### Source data

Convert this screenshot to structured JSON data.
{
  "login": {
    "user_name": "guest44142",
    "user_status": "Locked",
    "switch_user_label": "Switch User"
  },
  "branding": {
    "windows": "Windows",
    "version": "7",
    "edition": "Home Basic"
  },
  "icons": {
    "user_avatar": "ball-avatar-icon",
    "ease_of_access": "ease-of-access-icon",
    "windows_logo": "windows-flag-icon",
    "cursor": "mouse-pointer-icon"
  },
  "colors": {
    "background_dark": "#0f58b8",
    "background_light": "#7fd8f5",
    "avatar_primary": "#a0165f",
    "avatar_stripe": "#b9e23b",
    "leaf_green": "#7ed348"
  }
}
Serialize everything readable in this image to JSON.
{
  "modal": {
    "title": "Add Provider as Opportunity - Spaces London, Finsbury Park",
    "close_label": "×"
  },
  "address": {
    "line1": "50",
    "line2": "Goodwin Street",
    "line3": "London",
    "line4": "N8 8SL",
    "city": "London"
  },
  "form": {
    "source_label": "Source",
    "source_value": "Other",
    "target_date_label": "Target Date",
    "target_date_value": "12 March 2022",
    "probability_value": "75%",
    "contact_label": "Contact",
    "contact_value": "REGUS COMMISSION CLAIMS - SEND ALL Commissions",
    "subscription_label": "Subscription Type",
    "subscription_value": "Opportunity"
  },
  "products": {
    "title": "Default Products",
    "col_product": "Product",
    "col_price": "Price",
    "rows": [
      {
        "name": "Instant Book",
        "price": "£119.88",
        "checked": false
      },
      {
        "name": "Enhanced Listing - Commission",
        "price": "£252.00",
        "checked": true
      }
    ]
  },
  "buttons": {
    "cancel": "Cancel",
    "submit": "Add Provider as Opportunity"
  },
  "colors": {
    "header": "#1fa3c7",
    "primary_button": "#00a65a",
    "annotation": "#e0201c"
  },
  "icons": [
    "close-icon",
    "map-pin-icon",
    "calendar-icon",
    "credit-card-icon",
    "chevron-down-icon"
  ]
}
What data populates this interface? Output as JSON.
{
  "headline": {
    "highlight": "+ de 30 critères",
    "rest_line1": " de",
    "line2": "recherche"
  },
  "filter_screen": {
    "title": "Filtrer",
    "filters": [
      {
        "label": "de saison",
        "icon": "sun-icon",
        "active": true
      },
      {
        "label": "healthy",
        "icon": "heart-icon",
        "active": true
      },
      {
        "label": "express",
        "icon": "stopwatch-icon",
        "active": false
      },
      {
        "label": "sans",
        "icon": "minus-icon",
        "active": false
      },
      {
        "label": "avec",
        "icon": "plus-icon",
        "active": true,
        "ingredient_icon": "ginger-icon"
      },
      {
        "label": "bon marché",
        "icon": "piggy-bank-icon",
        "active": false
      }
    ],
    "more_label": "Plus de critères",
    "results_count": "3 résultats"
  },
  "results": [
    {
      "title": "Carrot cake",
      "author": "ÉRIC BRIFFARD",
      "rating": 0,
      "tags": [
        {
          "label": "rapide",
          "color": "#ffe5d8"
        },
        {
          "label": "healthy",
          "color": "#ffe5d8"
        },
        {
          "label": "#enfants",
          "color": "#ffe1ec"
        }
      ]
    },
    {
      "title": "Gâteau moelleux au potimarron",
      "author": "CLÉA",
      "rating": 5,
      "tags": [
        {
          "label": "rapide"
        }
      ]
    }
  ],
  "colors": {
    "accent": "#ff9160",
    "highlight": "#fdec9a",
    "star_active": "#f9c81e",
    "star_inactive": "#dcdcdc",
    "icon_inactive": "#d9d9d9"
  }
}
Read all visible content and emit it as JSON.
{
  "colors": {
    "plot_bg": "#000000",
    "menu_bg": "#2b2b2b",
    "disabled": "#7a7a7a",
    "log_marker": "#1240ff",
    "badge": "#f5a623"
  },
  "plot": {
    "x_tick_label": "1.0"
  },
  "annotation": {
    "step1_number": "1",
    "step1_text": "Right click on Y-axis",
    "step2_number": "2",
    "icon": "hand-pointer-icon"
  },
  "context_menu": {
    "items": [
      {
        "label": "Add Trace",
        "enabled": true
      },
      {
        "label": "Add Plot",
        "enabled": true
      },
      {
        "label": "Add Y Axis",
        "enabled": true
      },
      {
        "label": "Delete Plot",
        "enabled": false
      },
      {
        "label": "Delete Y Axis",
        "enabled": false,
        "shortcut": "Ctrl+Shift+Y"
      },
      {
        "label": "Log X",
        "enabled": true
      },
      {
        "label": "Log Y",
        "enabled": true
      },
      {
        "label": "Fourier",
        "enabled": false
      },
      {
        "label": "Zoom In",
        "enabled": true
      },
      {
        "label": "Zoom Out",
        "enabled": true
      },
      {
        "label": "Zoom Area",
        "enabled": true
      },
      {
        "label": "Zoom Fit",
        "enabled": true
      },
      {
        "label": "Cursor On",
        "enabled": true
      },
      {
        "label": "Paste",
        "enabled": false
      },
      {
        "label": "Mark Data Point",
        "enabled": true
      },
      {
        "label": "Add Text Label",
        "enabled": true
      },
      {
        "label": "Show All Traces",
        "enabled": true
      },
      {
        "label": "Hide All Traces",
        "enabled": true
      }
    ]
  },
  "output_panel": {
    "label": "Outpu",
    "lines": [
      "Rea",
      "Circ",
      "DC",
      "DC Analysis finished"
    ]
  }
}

### What the exercise asks
Copy every line of the material, please, keeping it exactly the same.

### Written answer
Convert this screenshot to structured JSON data.
{
  "login": {
    "user_name": "guest44142",
    "user_status": "Locked",
    "switch_user_label": "Switch User"
  },
  "branding": {
    "windows": "Windows",
    "version": "7",
    "edition": "Home Basic"
  },
  "icons": {
    "user_avatar": "ball-avatar-icon",
    "ease_of_access": "ease-of-access-icon",
    "windows_logo": "windows-flag-icon",
    "cursor": "mouse-pointer-icon"
  },
  "colors": {
    "background_dark": "#0f58b8",
    "background_light": "#7fd8f5",
    "avatar_primary": "#a0165f",
    "avatar_stripe": "#b9e23b",
    "leaf_green": "#7ed348"
  }
}
Serialize everything readable in this image to JSON.
{
  "modal": {
    "title": "Add Provider as Opportunity - Spaces London, Finsbury Park",
    "close_label": "×"
  },
  "address": {
    "line1": "50",
    "line2": "Goodwin Street",
    "line3": "London",
    "line4": "N8 8SL",
    "city": "London"
  },
  "form": {
    "source_label": "Source",
    "source_value": "Other",
    "target_date_label": "Target Date",
    "target_date_value": "12 March 2022",
    "probability_value": "75%",
    "contact_label": "Contact",
    "contact_value": "REGUS COMMISSION CLAIMS - SEND ALL Commissions",
    "subscription_label": "Subscription Type",
    "subscription_value": "Opportunity"
  },
  "products": {
    "title": "Default Products",
    "col_product": "Product",
    "col_price": "Price",
    "rows": [
      {
        "name": "Instant Book",
        "price": "£119.88",
        "checked": false
      },
      {
        "name": "Enhanced Listing - Commission",
        "price": "£252.00",
        "checked": true
      }
    ]
  },
  "buttons": {
    "cancel": "Cancel",
    "submit": "Add Provider as Opportunity"
  },
  "colors": {
    "header": "#1fa3c7",
    "primary_button": "#00a65a",
    "annotation": "#e0201c"
  },
  "icons": [
    "close-icon",
    "map-pin-icon",
    "calendar-icon",
    "credit-card-icon",
    "chevron-down-icon"
  ]
}
What data populates this interface? Output as JSON.
{
  "headline": {
    "highlight": "+ de 30 critères",
    "rest_line1": " de",
    "line2": "recherche"
  },
  "filter_screen": {
    "title": "Filtrer",
    "filters": [
      {
        "label": "de saison",
        "icon": "sun-icon",
        "active": true
      },
      {
        "label": "healthy",
        "icon": "heart-icon",
        "active": true
      },
      {
        "label": "express",
        "icon": "stopwatch-icon",
        "active": false
      },
      {
        "label": "sans",
        "icon": "minus-icon",
        "active": false
      },
      {
        "label": "avec",
        "icon": "plus-icon",
        "active": true,
        "ingredient_icon": "ginger-icon"
      },
      {
        "label": "bon marché",
        "icon": "piggy-bank-icon",
        "active": false
      }
    ],
    "more_label": "Plus de critères",
    "results_count": "3 résultats"
  },
  "results": [
    {
      "title": "Carrot cake",
      "author": "ÉRIC BRIFFARD",
      "rating": 0,
      "tags": [
        {
          "label": "rapide",
          "color": "#ffe5d8"
        },
        {
          "label": "healthy",
          "color": "#ffe5d8"
        },
        {
          "label": "#enfants",
          "color": "#ffe1ec"
        }
      ]
    },
    {
      "title": "Gâteau moelleux au potimarron",
      "author": "CLÉA",
      "rating": 5,
      "tags": [
        {
          "label": "rapide"
        }
      ]
    }
  ],
  "colors": {
    "accent": "#ff9160",
    "highlight": "#fdec9a",
    "star_active": "#f9c81e",
    "star_inactive": "#dcdcdc",
    "icon_inactive": "#d9d9d9"
  }
}
Read all visible content and emit it as JSON.
{
  "colors": {
    "plot_bg": "#000000",
    "menu_bg": "#2b2b2b",
    "disabled": "#7a7a7a",
    "log_marker": "#1240ff",
    "badge": "#f5a623"
  },
  "plot": {
    "x_tick_label": "1.0"
  },
  "annotation": {
    "step1_number": "1",
    "step1_text": "Right click on Y-axis",
    "step2_number": "2",
    "icon": "hand-pointer-icon"
  },
  "context_menu": {
    "items": [
      {
        "label": "Add Trace",
        "enabled": true
      },
      {
        "label": "Add Plot",
        "enabled": true
      },
      {
        "label": "Add Y Axis",
        "enabled": true
      },
      {
        "label": "Delete Plot",
        "enabled": false
      },
      {
        "label": "Delete Y Axis",
        "enabled": false,
        "shortcut": "Ctrl+Shift+Y"
      },
      {
        "label": "Log X",
        "enabled": true
      },
      {
        "label": "Log Y",
        "enabled": true
      },
      {
        "label": "Fourier",
        "enabled": false
      },
      {
        "label": "Zoom In",
        "enabled": true
      },
      {
        "label": "Zoom Out",
        "enabled": true
      },
      {
        "label": "Zoom Area",
        "enabled": true
      },
      {
        "label": "Zoom Fit",
        "enabled": true
      },
      {
        "label": "Cursor On",
        "enabled": true
      },
      {
        "label": "Paste",
        "enabled": false
      },
      {
        "label": "Mark Data Point",
        "enabled": true
      },
      {
        "label": "Add Text Label",
        "enabled": true
      },
      {
        "label": "Show All Traces",
        "enabled": true
      },
      {
        "label": "Hide All Traces",
        "enabled": true
      }
    ]
  },
  "output_panel": {
    "label": "Outpu",
    "lines": [
      "Rea",
      "Circ",
      "DC",
      "DC Analysis finished"
    ]
  }
}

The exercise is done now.